-- Exercise prompt --
Scan the data below for the string "PONT". Copy every line where it appears.

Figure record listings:
= = = = = = =

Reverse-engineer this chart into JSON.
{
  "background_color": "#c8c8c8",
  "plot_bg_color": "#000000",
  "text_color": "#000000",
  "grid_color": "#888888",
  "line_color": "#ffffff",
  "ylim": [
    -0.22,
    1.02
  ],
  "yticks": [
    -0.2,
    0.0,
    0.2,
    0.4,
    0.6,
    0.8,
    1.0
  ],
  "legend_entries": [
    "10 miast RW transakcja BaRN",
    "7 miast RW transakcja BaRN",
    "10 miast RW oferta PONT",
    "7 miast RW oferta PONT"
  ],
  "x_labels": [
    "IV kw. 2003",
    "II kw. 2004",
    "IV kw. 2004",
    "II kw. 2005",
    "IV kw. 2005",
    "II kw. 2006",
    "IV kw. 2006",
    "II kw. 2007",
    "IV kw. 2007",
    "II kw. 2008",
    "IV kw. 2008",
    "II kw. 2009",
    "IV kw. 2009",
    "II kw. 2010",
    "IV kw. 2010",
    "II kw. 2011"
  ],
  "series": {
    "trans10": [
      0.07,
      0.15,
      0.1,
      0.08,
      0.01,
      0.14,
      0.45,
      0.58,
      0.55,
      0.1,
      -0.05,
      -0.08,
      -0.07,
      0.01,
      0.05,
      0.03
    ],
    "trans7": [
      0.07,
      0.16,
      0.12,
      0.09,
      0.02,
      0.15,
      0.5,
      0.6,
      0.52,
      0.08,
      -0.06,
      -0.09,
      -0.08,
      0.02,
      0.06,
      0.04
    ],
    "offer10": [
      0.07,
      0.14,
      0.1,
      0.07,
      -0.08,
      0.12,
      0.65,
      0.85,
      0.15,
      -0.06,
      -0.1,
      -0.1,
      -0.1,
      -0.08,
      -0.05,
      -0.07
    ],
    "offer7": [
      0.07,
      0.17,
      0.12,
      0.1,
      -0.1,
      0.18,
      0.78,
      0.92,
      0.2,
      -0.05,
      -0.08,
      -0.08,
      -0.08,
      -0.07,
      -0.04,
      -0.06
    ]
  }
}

= = = = = = =

-- Full solution --
    "10 miast RW oferta PONT",
    "7 miast RW oferta PONT"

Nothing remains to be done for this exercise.